● THE EXERCISE
Copy all entries without alteration and skip the pictures they hold.

--- begin RECORDS FOR THE TASK ---

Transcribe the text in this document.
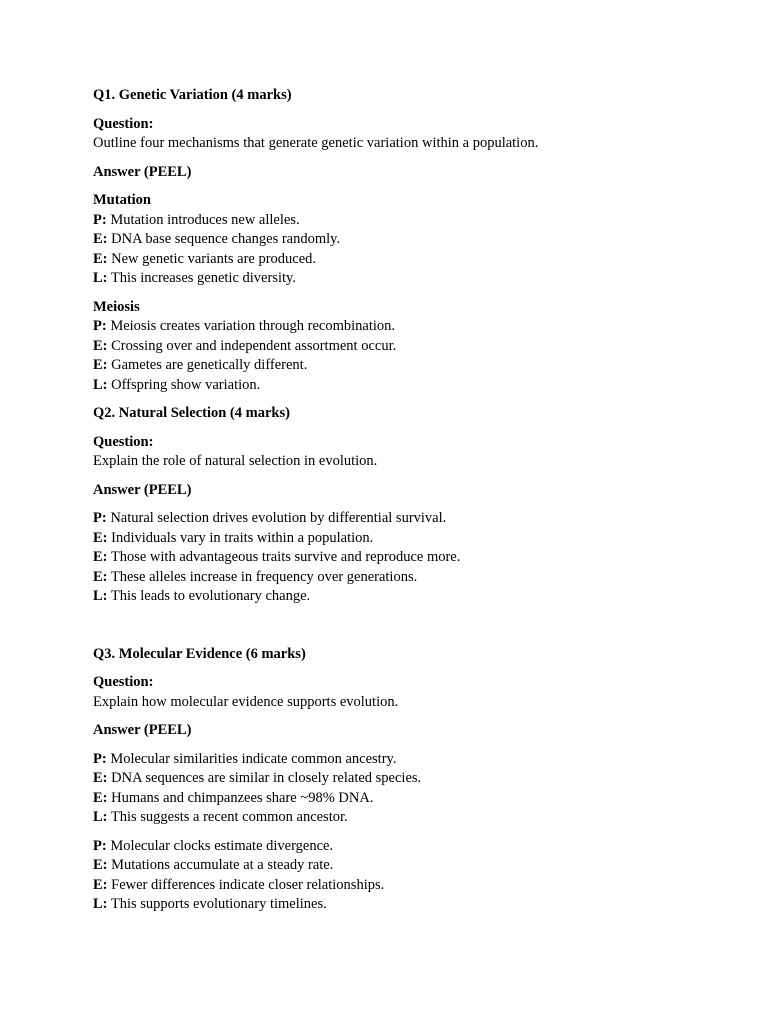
Q1. Genetic Variation (4 marks)
Question:
Outline four mechanisms that generate genetic variation within a population.
Answer (PEEL)
Mutation
P: Mutation introduces new alleles.
E: DNA base sequence changes randomly.
E: New genetic variants are produced.
L: This increases genetic diversity.
Meiosis
P: Meiosis creates variation through recombination.
E: Crossing over and independent assortment occur.
E: Gametes are genetically different.
L: Offspring show variation.
Q2. Natural Selection (4 marks)
Question:
Explain the role of natural selection in evolution.
Answer (PEEL)
P: Natural selection drives evolution by differential survival.
E: Individuals vary in traits within a population.
E: Those with advantageous traits survive and reproduce more.
E: These alleles increase in frequency over generations.
L: This leads to evolutionary change.
Q3. Molecular Evidence (6 marks)
Question:
Explain how molecular evidence supports evolution.
Answer (PEEL)
P: Molecular similarities indicate common ancestry.
E: DNA sequences are similar in closely related species.
E: Humans and chimpanzees share ~98% DNA.
L: This suggests a recent common ancestor.
P: Molecular clocks estimate divergence.
E: Mutations accumulate at a steady rate.
E: Fewer differences indicate closer relationships.
L: This supports evolutionary timelines.
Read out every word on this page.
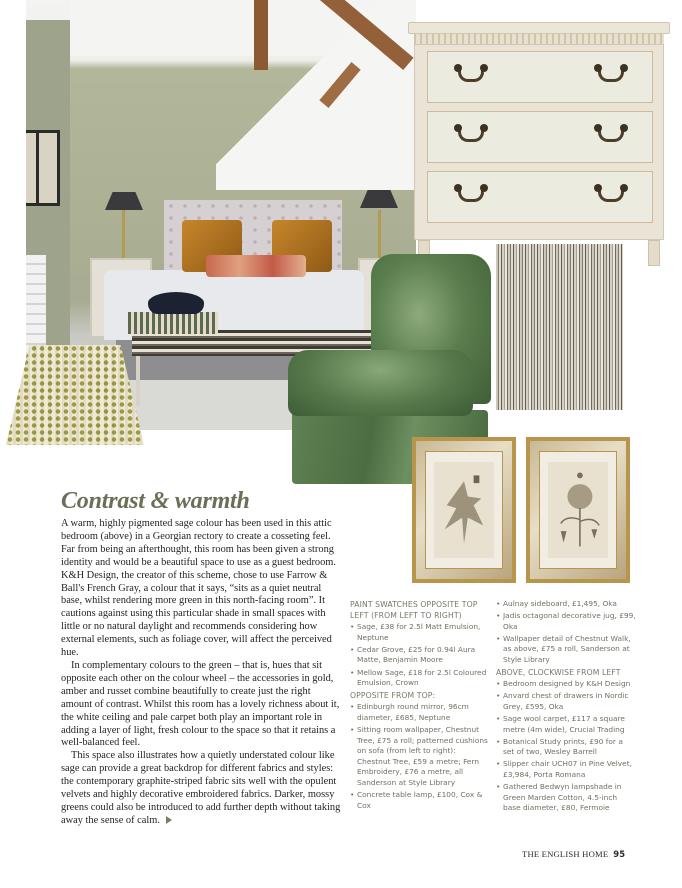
Contrast & warmth

A warm, highly pigmented sage colour has been used in this attic bedroom (above) in a Georgian rectory to create a cosseting feel. Far from being an afterthought, this room has been given a strong identity and would be a beautiful space to use as a guest bedroom. K&H Design, the creator of this scheme, chose to use Farrow & Ball's French Gray, a colour that it says, “sits as a quiet neutral base, whilst rendering more green in this north-facing room”. It cautions against using this particular shade in small spaces with little or no natural daylight and recommends considering how external elements, such as foliage cover, will affect the perceived hue.

In complementary colours to the green – that is, hues that sit opposite each other on the colour wheel – the accessories in gold, amber and russet combine beautifully to create just the right amount of contrast. Whilst this room has a lovely richness about it, the white ceiling and pale carpet both play an important role in adding a layer of light, fresh colour to the space so that it retains a well-balanced feel.

This space also illustrates how a quietly understated colour like sage can provide a great backdrop for different fabrics and styles: the contemporary graphite-striped fabric sits well with the opulent velvets and highly decorative embroidered fabrics. Darker, mossy greens could also be introduced to add further depth without taking away the sense of calm.

PAINT SWATCHES OPPOSITE TOP LEFT (FROM LEFT TO RIGHT)
• Sage, £38 for 2.5l Matt Emulsion, Neptune
• Cedar Grove, £25 for 0.94l Aura Matte, Benjamin Moore
• Mellow Sage, £18 for 2.5l Coloured Emulsion, Crown
OPPOSITE FROM TOP:
• Edinburgh round mirror, 96cm diameter, £685, Neptune
• Sitting room wallpaper, Chestnut Tree, £75 a roll; patterned cushions on sofa (from left to right): Chestnut Tree, £59 a metre; Fern Embroidery, £76 a metre, all Sanderson at Style Library
• Concrete table lamp, £100, Cox & Cox
• Aulnay sideboard, £1,495, Oka
• Jadis octagonal decorative jug, £99, Oka
• Wallpaper detail of Chestnut Walk, as above, £75 a roll, Sanderson at Style Library
ABOVE, CLOCKWISE FROM LEFT
• Bedroom designed by K&H Design
• Anvard chest of drawers in Nordic Grey, £595, Oka
• Sage wool carpet, £117 a square metre (4m wide), Crucial Trading
• Botanical Study prints, £90 for a set of two, Wesley Barrell
• Slipper chair UCH07 in Pine Velvet, £3,984, Porta Romana
• Gathered Bedwyn lampshade in Green Marden Cotton, 4.5-inch base diameter, £80, Fermoie
THE ENGLISH HOME 95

--- end RECORDS FOR THE TASK ---

● TASK RESPONSE
Transcribe the text in this document.
Q1. Genetic Variation (4 marks)
Question:
Outline four mechanisms that generate genetic variation within a population.
Answer (PEEL)
Mutation
P: Mutation introduces new alleles.
E: DNA base sequence changes randomly.
E: New genetic variants are produced.
L: This increases genetic diversity.
Meiosis
P: Meiosis creates variation through recombination.
E: Crossing over and independent assortment occur.
E: Gametes are genetically different.
L: Offspring show variation.
Q2. Natural Selection (4 marks)
Question:
Explain the role of natural selection in evolution.
Answer (PEEL)
P: Natural selection drives evolution by differential survival.
E: Individuals vary in traits within a population.
E: Those with advantageous traits survive and reproduce more.
E: These alleles increase in frequency over generations.
L: This leads to evolutionary change.
Q3. Molecular Evidence (6 marks)
Question:
Explain how molecular evidence supports evolution.
Answer (PEEL)
P: Molecular similarities indicate common ancestry.
E: DNA sequences are similar in closely related species.
E: Humans and chimpanzees share ~98% DNA.
L: This suggests a recent common ancestor.
P: Molecular clocks estimate divergence.
E: Mutations accumulate at a steady rate.
E: Fewer differences indicate closer relationships.
L: This supports evolutionary timelines.
Read out every word on this page.
Contrast & warmth

A warm, highly pigmented sage colour has been used in this attic bedroom (above) in a Georgian rectory to create a cosseting feel. Far from being an afterthought, this room has been given a strong identity and would be a beautiful space to use as a guest bedroom. K&H Design, the creator of this scheme, chose to use Farrow & Ball's French Gray, a colour that it says, “sits as a quiet neutral base, whilst rendering more green in this north-facing room”. It cautions against using this particular shade in small spaces with little or no natural daylight and recommends considering how external elements, such as foliage cover, will affect the perceived hue.

In complementary colours to the green – that is, hues that sit opposite each other on the colour wheel – the accessories in gold, amber and russet combine beautifully to create just the right amount of contrast. Whilst this room has a lovely richness about it, the white ceiling and pale carpet both play an important role in adding a layer of light, fresh colour to the space so that it retains a well-balanced feel.

This space also illustrates how a quietly understated colour like sage can provide a great backdrop for different fabrics and styles: the contemporary graphite-striped fabric sits well with the opulent velvets and highly decorative embroidered fabrics. Darker, mossy greens could also be introduced to add further depth without taking away the sense of calm.

PAINT SWATCHES OPPOSITE TOP LEFT (FROM LEFT TO RIGHT)
• Sage, £38 for 2.5l Matt Emulsion, Neptune
• Cedar Grove, £25 for 0.94l Aura Matte, Benjamin Moore
• Mellow Sage, £18 for 2.5l Coloured Emulsion, Crown
OPPOSITE FROM TOP:
• Edinburgh round mirror, 96cm diameter, £685, Neptune
• Sitting room wallpaper, Chestnut Tree, £75 a roll; patterned cushions on sofa (from left to right): Chestnut Tree, £59 a metre; Fern Embroidery, £76 a metre, all Sanderson at Style Library
• Concrete table lamp, £100, Cox & Cox
• Aulnay sideboard, £1,495, Oka
• Jadis octagonal decorative jug, £99, Oka
• Wallpaper detail of Chestnut Walk, as above, £75 a roll, Sanderson at Style Library
ABOVE, CLOCKWISE FROM LEFT
• Bedroom designed by K&H Design
• Anvard chest of drawers in Nordic Grey, £595, Oka
• Sage wool carpet, £117 a square metre (4m wide), Crucial Trading
• Botanical Study prints, £90 for a set of two, Wesley Barrell
• Slipper chair UCH07 in Pine Velvet, £3,984, Porta Romana
• Gathered Bedwyn lampshade in Green Marden Cotton, 4.5-inch base diameter, £80, Fermoie
THE ENGLISH HOME 95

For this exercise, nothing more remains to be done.